- Stored dataset items -
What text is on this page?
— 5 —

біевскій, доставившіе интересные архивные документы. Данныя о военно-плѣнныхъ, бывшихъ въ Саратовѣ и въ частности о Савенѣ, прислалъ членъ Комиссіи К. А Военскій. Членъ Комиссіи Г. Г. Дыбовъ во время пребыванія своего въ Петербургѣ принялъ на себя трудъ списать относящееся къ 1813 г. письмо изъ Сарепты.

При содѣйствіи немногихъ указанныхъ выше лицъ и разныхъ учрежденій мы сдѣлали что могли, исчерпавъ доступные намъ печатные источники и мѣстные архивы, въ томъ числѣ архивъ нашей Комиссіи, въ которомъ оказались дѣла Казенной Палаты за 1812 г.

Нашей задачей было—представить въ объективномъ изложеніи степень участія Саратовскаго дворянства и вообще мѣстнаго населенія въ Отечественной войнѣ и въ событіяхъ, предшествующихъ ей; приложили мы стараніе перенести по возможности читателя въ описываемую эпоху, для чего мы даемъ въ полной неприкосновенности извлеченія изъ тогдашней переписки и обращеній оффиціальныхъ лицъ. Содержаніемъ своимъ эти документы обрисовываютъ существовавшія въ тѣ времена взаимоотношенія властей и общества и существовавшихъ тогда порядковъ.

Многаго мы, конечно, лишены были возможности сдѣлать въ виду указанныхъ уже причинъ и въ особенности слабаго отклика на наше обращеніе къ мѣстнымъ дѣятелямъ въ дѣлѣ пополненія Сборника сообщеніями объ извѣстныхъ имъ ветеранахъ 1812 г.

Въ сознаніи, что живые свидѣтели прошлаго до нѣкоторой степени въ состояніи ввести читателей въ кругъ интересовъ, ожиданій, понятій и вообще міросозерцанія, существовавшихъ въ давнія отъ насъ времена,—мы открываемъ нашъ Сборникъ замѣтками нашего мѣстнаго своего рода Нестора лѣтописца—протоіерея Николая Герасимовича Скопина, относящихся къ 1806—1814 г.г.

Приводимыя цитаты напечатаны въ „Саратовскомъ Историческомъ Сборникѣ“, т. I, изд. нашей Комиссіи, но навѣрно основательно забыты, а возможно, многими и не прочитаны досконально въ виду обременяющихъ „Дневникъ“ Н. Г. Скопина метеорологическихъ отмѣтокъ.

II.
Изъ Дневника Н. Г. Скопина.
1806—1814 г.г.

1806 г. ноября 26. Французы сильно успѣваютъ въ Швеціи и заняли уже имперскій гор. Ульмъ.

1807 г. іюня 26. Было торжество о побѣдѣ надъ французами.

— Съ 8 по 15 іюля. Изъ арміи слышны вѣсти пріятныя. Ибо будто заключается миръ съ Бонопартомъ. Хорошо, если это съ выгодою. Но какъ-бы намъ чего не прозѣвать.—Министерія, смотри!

- Stated problem -
Look above for every line with the word "Скопина" and copy it.

- Final result -
Въ сознаніи, что живые свидѣтели прошлаго до нѣкоторой степени въ состояніи ввести читателей въ кругъ интересовъ, ожиданій, понятій и вообще міросозерцанія, существовавшихъ въ давнія отъ насъ времена,—мы открываемъ нашъ Сборникъ замѣтками нашего мѣстнаго своего рода Нестора лѣтописца—протоіерея Николая Герасимовича Скопина, относящихся къ 1806—1814 г.г.
Приводимыя цитаты напечатаны въ „Саратовскомъ Историческомъ Сборникѣ“, т. I, изд. нашей Комиссіи, но навѣрно основательно забыты, а возможно, многими и не прочитаны досконально въ виду обременяющихъ „Дневникъ“ Н. Г. Скопина метеорологическихъ отмѣтокъ.
Изъ Дневника Н. Г. Скопина.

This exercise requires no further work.